• _WHAT TO WORK ON_
Leave the pictures out and transcribe every record exactly.

— start of MATERIAL FOR THE TASK —

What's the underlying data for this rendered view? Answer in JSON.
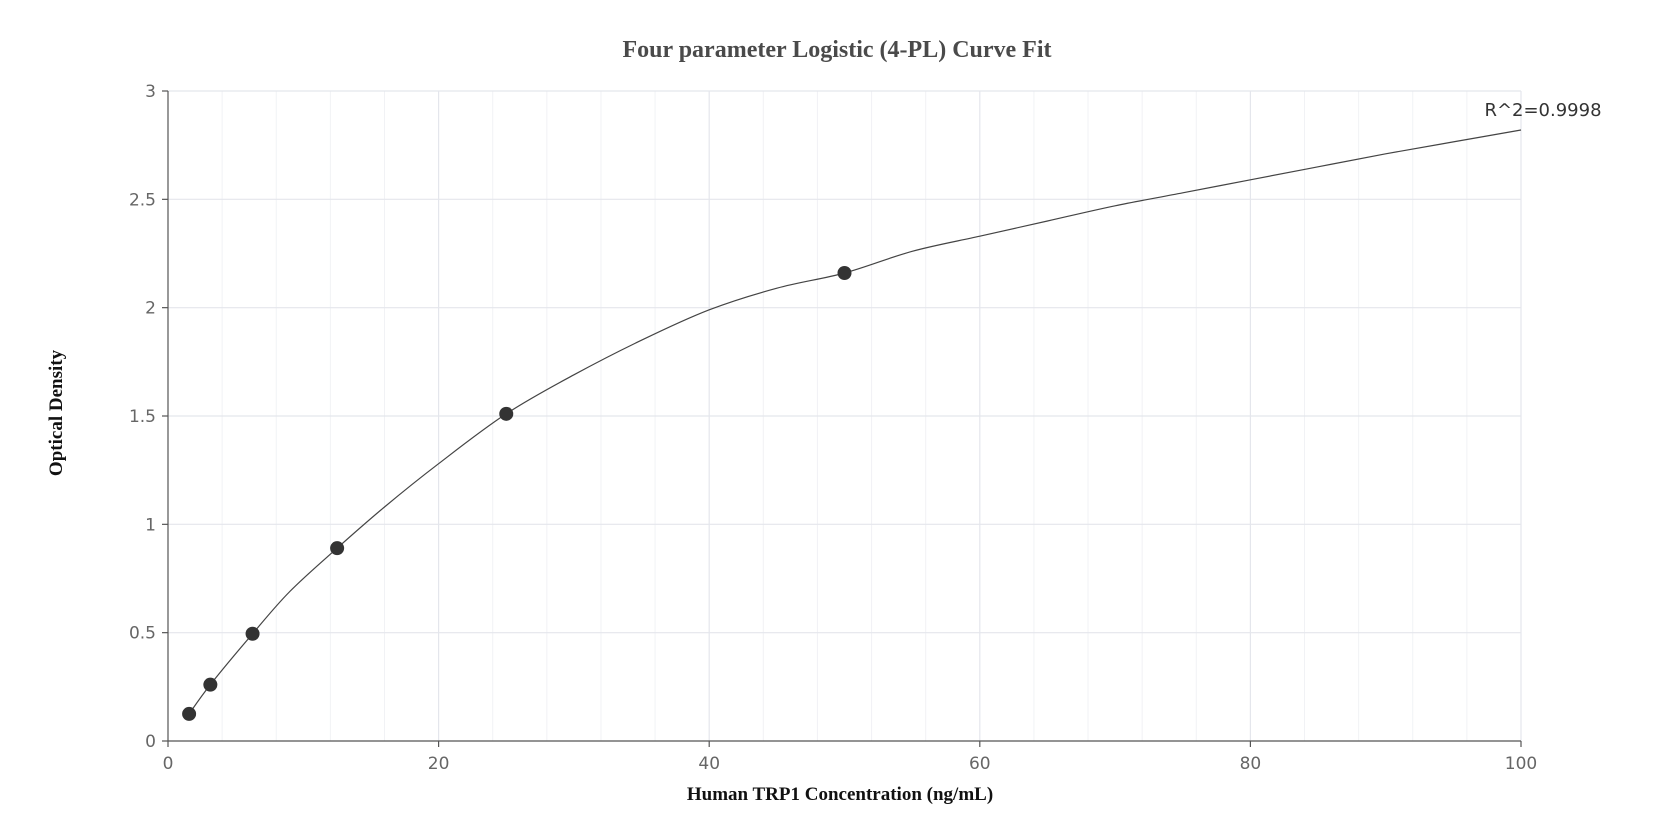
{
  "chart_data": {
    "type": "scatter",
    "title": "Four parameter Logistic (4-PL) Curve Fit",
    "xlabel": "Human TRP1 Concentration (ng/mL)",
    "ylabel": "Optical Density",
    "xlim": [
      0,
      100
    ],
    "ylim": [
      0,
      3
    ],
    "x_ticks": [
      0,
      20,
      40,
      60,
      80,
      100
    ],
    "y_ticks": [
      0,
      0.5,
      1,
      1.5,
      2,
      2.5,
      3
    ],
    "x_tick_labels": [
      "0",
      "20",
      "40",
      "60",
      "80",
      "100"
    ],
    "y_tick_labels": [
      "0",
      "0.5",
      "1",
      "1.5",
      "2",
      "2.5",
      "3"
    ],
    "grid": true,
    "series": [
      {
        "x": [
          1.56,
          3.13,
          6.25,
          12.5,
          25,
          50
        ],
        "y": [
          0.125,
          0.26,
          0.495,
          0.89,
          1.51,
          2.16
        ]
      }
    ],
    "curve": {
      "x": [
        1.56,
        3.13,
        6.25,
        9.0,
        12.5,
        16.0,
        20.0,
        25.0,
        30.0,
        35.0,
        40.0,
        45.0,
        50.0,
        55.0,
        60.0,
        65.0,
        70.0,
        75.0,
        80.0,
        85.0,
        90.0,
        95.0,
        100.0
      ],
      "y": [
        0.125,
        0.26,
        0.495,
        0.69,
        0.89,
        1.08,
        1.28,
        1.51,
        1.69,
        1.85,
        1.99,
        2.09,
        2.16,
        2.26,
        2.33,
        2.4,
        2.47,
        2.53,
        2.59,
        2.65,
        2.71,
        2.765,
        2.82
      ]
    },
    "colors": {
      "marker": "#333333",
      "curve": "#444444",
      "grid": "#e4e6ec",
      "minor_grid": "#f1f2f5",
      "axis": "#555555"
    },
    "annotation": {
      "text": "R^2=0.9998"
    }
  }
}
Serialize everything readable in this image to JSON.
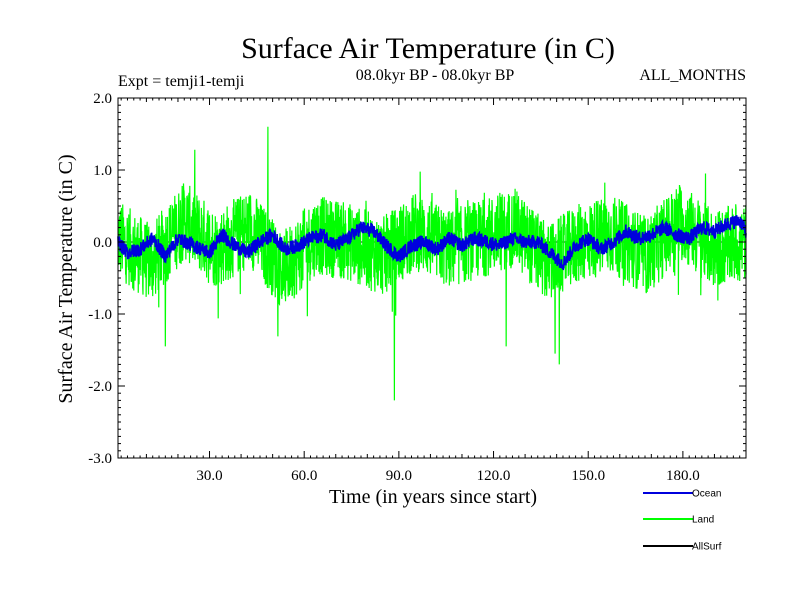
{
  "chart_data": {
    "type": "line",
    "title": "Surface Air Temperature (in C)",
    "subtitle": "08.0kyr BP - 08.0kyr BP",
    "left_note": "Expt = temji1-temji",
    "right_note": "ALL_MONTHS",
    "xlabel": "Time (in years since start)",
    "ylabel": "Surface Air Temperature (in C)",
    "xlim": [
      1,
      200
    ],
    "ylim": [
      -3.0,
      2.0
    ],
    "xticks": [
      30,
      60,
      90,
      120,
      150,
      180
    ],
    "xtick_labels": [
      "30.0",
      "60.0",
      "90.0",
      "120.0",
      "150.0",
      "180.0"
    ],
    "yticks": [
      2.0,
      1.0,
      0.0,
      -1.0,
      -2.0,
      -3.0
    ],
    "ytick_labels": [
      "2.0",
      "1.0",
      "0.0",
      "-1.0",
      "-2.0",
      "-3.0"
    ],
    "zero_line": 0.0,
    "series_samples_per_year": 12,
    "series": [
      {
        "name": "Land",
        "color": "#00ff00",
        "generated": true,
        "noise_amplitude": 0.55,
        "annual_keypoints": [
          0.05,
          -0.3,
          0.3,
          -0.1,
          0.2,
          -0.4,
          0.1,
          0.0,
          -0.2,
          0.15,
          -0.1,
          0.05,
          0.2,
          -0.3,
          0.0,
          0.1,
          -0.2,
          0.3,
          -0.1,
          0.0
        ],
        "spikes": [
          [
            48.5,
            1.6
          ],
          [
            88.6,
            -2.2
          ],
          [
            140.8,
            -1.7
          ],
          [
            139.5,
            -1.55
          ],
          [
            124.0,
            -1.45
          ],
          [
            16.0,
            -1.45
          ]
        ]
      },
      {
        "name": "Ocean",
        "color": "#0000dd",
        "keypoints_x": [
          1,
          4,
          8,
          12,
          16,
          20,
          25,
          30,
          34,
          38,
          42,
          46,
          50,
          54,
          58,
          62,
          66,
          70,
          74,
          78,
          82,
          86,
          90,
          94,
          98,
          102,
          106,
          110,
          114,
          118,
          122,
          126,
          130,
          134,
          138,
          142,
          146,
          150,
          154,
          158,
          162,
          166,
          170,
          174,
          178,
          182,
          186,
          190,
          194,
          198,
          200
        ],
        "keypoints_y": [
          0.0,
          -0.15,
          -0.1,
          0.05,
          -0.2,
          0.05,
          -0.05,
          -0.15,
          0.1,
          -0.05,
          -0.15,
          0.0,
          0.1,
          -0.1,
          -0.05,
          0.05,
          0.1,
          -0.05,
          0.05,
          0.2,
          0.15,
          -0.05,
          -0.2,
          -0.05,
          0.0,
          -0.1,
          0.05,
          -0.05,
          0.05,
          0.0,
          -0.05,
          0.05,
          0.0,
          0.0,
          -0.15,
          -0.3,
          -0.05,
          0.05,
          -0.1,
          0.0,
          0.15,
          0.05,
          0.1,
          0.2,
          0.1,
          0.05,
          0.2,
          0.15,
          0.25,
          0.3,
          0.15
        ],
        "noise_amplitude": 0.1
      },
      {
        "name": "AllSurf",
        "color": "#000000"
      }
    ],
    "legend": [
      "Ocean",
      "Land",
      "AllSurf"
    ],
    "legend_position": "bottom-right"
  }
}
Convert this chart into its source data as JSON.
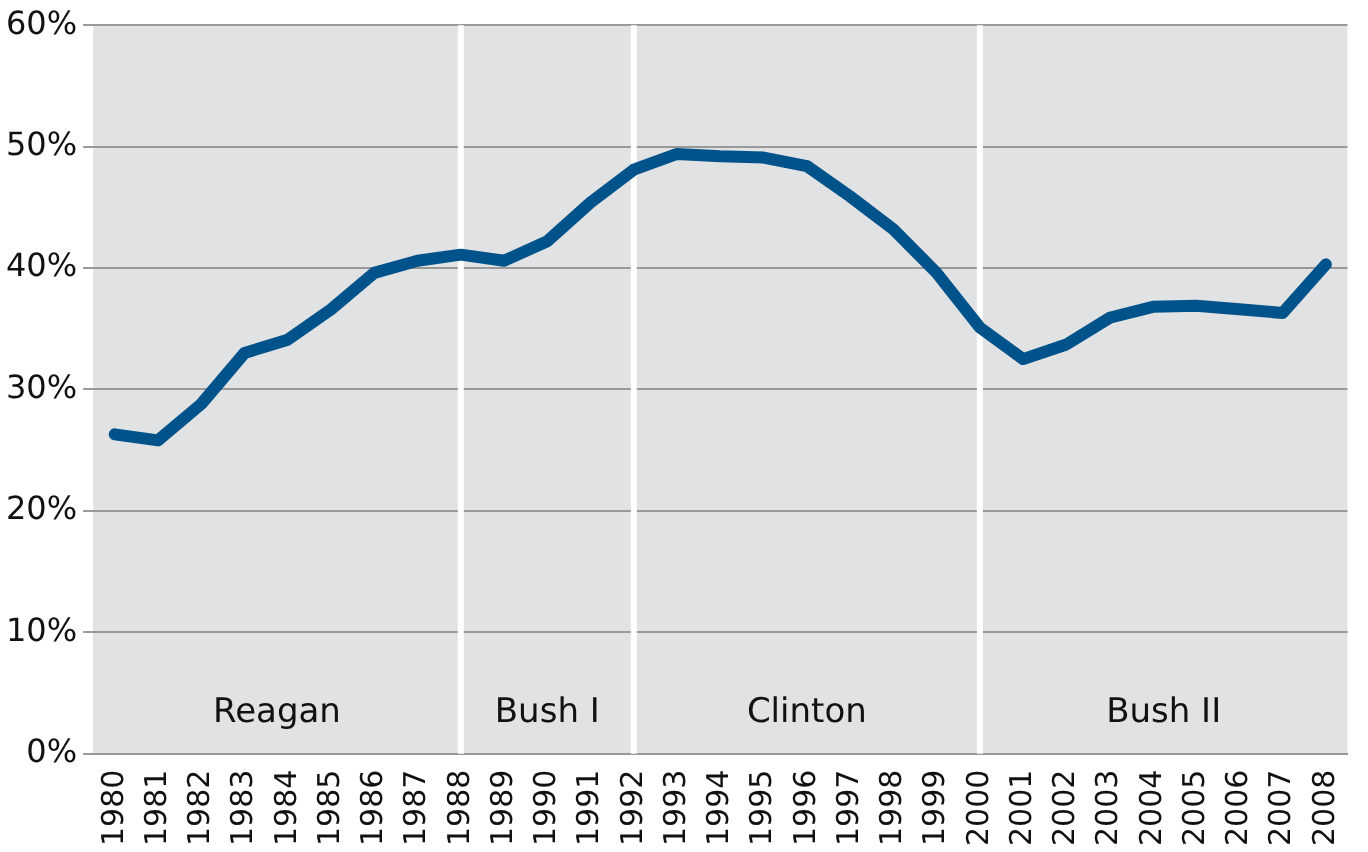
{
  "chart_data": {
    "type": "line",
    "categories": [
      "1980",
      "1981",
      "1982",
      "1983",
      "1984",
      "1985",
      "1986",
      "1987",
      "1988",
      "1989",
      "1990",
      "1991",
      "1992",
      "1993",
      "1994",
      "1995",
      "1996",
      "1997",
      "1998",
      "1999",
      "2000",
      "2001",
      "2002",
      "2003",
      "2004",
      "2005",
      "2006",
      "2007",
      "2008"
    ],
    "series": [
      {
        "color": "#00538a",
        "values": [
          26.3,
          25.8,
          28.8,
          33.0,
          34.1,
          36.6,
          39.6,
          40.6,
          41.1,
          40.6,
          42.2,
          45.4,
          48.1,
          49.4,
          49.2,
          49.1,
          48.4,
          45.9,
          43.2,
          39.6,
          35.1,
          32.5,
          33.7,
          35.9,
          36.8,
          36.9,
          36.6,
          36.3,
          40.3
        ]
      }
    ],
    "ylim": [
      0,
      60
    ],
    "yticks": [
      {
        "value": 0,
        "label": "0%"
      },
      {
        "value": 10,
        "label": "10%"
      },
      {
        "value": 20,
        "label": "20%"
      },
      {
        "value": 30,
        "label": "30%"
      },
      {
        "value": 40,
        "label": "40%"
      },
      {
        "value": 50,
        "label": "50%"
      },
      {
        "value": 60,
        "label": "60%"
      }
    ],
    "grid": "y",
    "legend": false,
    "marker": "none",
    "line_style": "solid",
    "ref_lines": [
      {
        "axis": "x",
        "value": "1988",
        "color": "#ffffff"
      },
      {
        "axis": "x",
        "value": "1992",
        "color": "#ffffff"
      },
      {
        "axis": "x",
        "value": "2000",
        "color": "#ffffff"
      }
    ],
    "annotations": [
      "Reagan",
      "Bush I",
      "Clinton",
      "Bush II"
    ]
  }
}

— end of MATERIAL FOR THE TASK —

• _COMPLETE ANSWER_
What's the underlying data for this rendered view? Answer in JSON.
{
  "chart_data": {
    "type": "scatter",
    "title": "Four parameter Logistic (4-PL) Curve Fit",
    "xlabel": "Human TRP1 Concentration (ng/mL)",
    "ylabel": "Optical Density",
    "xlim": [
      0,
      100
    ],
    "ylim": [
      0,
      3
    ],
    "x_ticks": [
      0,
      20,
      40,
      60,
      80,
      100
    ],
    "y_ticks": [
      0,
      0.5,
      1,
      1.5,
      2,
      2.5,
      3
    ],
    "x_tick_labels": [
      "0",
      "20",
      "40",
      "60",
      "80",
      "100"
    ],
    "y_tick_labels": [
      "0",
      "0.5",
      "1",
      "1.5",
      "2",
      "2.5",
      "3"
    ],
    "grid": true,
    "series": [
      {
        "x": [
          1.56,
          3.13,
          6.25,
          12.5,
          25,
          50
        ],
        "y": [
          0.125,
          0.26,
          0.495,
          0.89,
          1.51,
          2.16
        ]
      }
    ],
    "curve": {
      "x": [
        1.56,
        3.13,
        6.25,
        9.0,
        12.5,
        16.0,
        20.0,
        25.0,
        30.0,
        35.0,
        40.0,
        45.0,
        50.0,
        55.0,
        60.0,
        65.0,
        70.0,
        75.0,
        80.0,
        85.0,
        90.0,
        95.0,
        100.0
      ],
      "y": [
        0.125,
        0.26,
        0.495,
        0.69,
        0.89,
        1.08,
        1.28,
        1.51,
        1.69,
        1.85,
        1.99,
        2.09,
        2.16,
        2.26,
        2.33,
        2.4,
        2.47,
        2.53,
        2.59,
        2.65,
        2.71,
        2.765,
        2.82
      ]
    },
    "colors": {
      "marker": "#333333",
      "curve": "#444444",
      "grid": "#e4e6ec",
      "minor_grid": "#f1f2f5",
      "axis": "#555555"
    },
    "annotation": {
      "text": "R^2=0.9998"
    }
  }
}
Serialize everything readable in this image to JSON.
{
  "chart_data": {
    "type": "line",
    "title": "Surface Air Temperature (in C)",
    "subtitle": "08.0kyr BP - 08.0kyr BP",
    "left_note": "Expt = temji1-temji",
    "right_note": "ALL_MONTHS",
    "xlabel": "Time (in years since start)",
    "ylabel": "Surface Air Temperature (in C)",
    "xlim": [
      1,
      200
    ],
    "ylim": [
      -3.0,
      2.0
    ],
    "xticks": [
      30,
      60,
      90,
      120,
      150,
      180
    ],
    "xtick_labels": [
      "30.0",
      "60.0",
      "90.0",
      "120.0",
      "150.0",
      "180.0"
    ],
    "yticks": [
      2.0,
      1.0,
      0.0,
      -1.0,
      -2.0,
      -3.0
    ],
    "ytick_labels": [
      "2.0",
      "1.0",
      "0.0",
      "-1.0",
      "-2.0",
      "-3.0"
    ],
    "zero_line": 0.0,
    "series_samples_per_year": 12,
    "series": [
      {
        "name": "Land",
        "color": "#00ff00",
        "generated": true,
        "noise_amplitude": 0.55,
        "annual_keypoints": [
          0.05,
          -0.3,
          0.3,
          -0.1,
          0.2,
          -0.4,
          0.1,
          0.0,
          -0.2,
          0.15,
          -0.1,
          0.05,
          0.2,
          -0.3,
          0.0,
          0.1,
          -0.2,
          0.3,
          -0.1,
          0.0
        ],
        "spikes": [
          [
            48.5,
            1.6
          ],
          [
            88.6,
            -2.2
          ],
          [
            140.8,
            -1.7
          ],
          [
            139.5,
            -1.55
          ],
          [
            124.0,
            -1.45
          ],
          [
            16.0,
            -1.45
          ]
        ]
      },
      {
        "name": "Ocean",
        "color": "#0000dd",
        "keypoints_x": [
          1,
          4,
          8,
          12,
          16,
          20,
          25,
          30,
          34,
          38,
          42,
          46,
          50,
          54,
          58,
          62,
          66,
          70,
          74,
          78,
          82,
          86,
          90,
          94,
          98,
          102,
          106,
          110,
          114,
          118,
          122,
          126,
          130,
          134,
          138,
          142,
          146,
          150,
          154,
          158,
          162,
          166,
          170,
          174,
          178,
          182,
          186,
          190,
          194,
          198,
          200
        ],
        "keypoints_y": [
          0.0,
          -0.15,
          -0.1,
          0.05,
          -0.2,
          0.05,
          -0.05,
          -0.15,
          0.1,
          -0.05,
          -0.15,
          0.0,
          0.1,
          -0.1,
          -0.05,
          0.05,
          0.1,
          -0.05,
          0.05,
          0.2,
          0.15,
          -0.05,
          -0.2,
          -0.05,
          0.0,
          -0.1,
          0.05,
          -0.05,
          0.05,
          0.0,
          -0.05,
          0.05,
          0.0,
          0.0,
          -0.15,
          -0.3,
          -0.05,
          0.05,
          -0.1,
          0.0,
          0.15,
          0.05,
          0.1,
          0.2,
          0.1,
          0.05,
          0.2,
          0.15,
          0.25,
          0.3,
          0.15
        ],
        "noise_amplitude": 0.1
      },
      {
        "name": "AllSurf",
        "color": "#000000"
      }
    ],
    "legend": [
      "Ocean",
      "Land",
      "AllSurf"
    ],
    "legend_position": "bottom-right"
  }
}
Convert this chart into its source data as JSON.
{
  "chart_data": {
    "type": "line",
    "categories": [
      "1980",
      "1981",
      "1982",
      "1983",
      "1984",
      "1985",
      "1986",
      "1987",
      "1988",
      "1989",
      "1990",
      "1991",
      "1992",
      "1993",
      "1994",
      "1995",
      "1996",
      "1997",
      "1998",
      "1999",
      "2000",
      "2001",
      "2002",
      "2003",
      "2004",
      "2005",
      "2006",
      "2007",
      "2008"
    ],
    "series": [
      {
        "color": "#00538a",
        "values": [
          26.3,
          25.8,
          28.8,
          33.0,
          34.1,
          36.6,
          39.6,
          40.6,
          41.1,
          40.6,
          42.2,
          45.4,
          48.1,
          49.4,
          49.2,
          49.1,
          48.4,
          45.9,
          43.2,
          39.6,
          35.1,
          32.5,
          33.7,
          35.9,
          36.8,
          36.9,
          36.6,
          36.3,
          40.3
        ]
      }
    ],
    "ylim": [
      0,
      60
    ],
    "yticks": [
      {
        "value": 0,
        "label": "0%"
      },
      {
        "value": 10,
        "label": "10%"
      },
      {
        "value": 20,
        "label": "20%"
      },
      {
        "value": 30,
        "label": "30%"
      },
      {
        "value": 40,
        "label": "40%"
      },
      {
        "value": 50,
        "label": "50%"
      },
      {
        "value": 60,
        "label": "60%"
      }
    ],
    "grid": "y",
    "legend": false,
    "marker": "none",
    "line_style": "solid",
    "ref_lines": [
      {
        "axis": "x",
        "value": "1988",
        "color": "#ffffff"
      },
      {
        "axis": "x",
        "value": "1992",
        "color": "#ffffff"
      },
      {
        "axis": "x",
        "value": "2000",
        "color": "#ffffff"
      }
    ],
    "annotations": [
      "Reagan",
      "Bush I",
      "Clinton",
      "Bush II"
    ]
  }
}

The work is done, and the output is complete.